Text extract:
Brown edges on the green leaves is one thing - solid brown leaves that are crinkled up and dry is a different matter. I suggest you find a good nursery that sells flowers and plants. Take 3 or 4 of your seedlings to those people and allow them to examine them. People that grow flowers are very skilled at keeping their flowers looking lovely. Just make sure you tell them the chestnuts like an acidic pH.

Wind burn in your area is something to discuss with them. As I stated in another post in this thread, Osmocote Plus is a great product because it is slow release and it has 11 essential nutrients. Also, it is universally available as far as I know.

What size and type of container are your seedlings in right now. If they are in a fabric pouch and the wind and heat hits them, they can dry out extremely fast. I might take a picnic spoon and dig down the edge of the container to identify the moisture level close to the rootball. If they are dry, I would soak them in a 5 gallon bucket for about 2 or 3 dunks. After that dunking, I would put them where they could drain.

Best advice I have given you is to take 3 or 4 to a person that understands plant health and makes their living at it.

Your seedlings are stressed in some manner - they can help you ID the stressor and solve it.

Excerpted data:
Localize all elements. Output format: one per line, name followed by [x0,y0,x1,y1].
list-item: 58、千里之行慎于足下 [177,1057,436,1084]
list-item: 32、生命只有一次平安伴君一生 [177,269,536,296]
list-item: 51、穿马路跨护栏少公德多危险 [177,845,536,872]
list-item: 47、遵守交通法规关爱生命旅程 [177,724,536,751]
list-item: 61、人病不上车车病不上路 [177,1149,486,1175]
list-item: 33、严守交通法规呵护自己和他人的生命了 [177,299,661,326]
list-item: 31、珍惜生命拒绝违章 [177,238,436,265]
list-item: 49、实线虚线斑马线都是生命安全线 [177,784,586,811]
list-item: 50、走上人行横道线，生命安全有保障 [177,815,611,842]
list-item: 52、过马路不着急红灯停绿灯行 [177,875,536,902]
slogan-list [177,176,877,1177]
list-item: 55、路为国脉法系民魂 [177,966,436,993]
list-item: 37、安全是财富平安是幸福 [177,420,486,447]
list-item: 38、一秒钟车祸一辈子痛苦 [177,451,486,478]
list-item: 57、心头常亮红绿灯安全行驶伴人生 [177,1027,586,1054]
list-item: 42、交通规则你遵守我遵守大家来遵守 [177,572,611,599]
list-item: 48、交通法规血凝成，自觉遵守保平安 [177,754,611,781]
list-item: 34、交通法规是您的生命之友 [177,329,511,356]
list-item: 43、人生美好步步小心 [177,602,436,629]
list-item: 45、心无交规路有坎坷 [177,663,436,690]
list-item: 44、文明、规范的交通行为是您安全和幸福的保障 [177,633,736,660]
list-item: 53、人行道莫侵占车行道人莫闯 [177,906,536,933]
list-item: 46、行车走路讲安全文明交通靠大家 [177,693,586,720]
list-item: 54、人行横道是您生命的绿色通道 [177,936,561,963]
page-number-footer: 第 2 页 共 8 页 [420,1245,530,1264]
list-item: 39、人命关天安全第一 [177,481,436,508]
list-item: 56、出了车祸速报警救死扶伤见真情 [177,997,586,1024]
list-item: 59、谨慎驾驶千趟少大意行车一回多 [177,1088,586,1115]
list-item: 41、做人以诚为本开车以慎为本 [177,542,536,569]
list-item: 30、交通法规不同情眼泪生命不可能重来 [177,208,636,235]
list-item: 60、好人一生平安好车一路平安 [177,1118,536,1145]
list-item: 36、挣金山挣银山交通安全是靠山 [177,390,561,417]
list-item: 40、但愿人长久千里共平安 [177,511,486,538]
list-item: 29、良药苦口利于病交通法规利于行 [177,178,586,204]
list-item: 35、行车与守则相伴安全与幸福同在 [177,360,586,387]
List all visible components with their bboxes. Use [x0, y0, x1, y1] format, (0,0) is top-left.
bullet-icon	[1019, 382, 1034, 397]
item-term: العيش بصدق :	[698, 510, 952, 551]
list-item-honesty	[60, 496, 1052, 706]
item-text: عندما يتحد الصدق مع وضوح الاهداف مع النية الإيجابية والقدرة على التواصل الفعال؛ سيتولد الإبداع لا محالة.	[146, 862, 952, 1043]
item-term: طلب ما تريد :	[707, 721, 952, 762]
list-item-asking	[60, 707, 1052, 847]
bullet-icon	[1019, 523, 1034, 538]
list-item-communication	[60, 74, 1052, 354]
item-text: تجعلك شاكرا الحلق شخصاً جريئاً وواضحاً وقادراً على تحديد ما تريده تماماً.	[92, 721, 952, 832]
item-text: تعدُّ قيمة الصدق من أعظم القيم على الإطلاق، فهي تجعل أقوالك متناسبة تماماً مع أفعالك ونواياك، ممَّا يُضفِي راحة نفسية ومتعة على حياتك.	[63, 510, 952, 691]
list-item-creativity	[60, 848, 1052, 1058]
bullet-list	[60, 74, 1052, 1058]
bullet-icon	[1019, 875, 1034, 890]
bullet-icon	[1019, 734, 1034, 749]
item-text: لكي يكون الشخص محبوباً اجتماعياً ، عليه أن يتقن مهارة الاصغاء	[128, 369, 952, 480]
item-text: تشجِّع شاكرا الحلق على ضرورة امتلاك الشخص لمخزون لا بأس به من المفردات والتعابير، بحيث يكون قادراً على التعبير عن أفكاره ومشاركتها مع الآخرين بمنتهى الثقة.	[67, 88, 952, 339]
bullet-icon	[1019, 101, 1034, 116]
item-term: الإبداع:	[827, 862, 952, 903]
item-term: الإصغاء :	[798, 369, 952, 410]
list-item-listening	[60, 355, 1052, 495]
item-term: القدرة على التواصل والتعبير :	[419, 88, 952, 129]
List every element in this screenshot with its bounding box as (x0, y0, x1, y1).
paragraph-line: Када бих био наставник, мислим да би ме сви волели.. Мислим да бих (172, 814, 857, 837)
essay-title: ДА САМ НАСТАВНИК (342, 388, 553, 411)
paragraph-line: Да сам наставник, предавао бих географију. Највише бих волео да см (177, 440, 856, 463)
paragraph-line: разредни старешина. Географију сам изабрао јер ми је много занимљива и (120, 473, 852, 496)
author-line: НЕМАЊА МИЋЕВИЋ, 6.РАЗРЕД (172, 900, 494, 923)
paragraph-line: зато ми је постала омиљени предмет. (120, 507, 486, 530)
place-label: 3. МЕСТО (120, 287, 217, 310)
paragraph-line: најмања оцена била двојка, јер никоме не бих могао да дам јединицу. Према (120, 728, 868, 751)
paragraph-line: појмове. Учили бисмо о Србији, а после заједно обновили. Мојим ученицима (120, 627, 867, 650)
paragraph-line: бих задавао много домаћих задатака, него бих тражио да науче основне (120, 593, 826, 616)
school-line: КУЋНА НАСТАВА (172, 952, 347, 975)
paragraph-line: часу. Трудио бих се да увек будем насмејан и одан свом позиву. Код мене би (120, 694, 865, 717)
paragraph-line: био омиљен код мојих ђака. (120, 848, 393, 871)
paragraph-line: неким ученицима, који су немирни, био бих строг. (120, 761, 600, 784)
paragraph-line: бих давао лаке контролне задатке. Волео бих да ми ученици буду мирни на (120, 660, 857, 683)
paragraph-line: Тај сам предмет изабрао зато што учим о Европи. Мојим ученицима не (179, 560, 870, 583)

Tasks and exercises:
a) Render the following sentence from the chestnut seedling advice into Spanish: "Your seedlings are stressed in some manner - they can help you ID the stressor and solve it."
b) Extend the chestnut seedling advice onward from its final sentence.
The data shown here was drawn from a separate source.

The results:
a) Sus plántulas están estresadas de alguna manera; ellos pueden ayudarle a identificar el factor de estrés y resolverlo.

b)
Wayne
 
I have some Osmocote Plus at home. I'll add that tonight. The leaves aren't all brown so I guess that's good. There is some tiny new growth on some of the plants too. Right now they are in 2 gallon root pouches. I'm going to plant them in their forever home this winter.....if we get that far.
 
Scott

This year has been a bust on germination! Why I don't know but we have seen a significant drop compared to the two previous years. Go figure.

Wayne, I had only 4 of 30 chestnuts germinate this. The year before I had about 85%. This year, I attributed the failures to the chesnuts being too dry during cold stratification but at least now I know there might be some odd environmental factors going on. Do you have any ideas of the possible causes?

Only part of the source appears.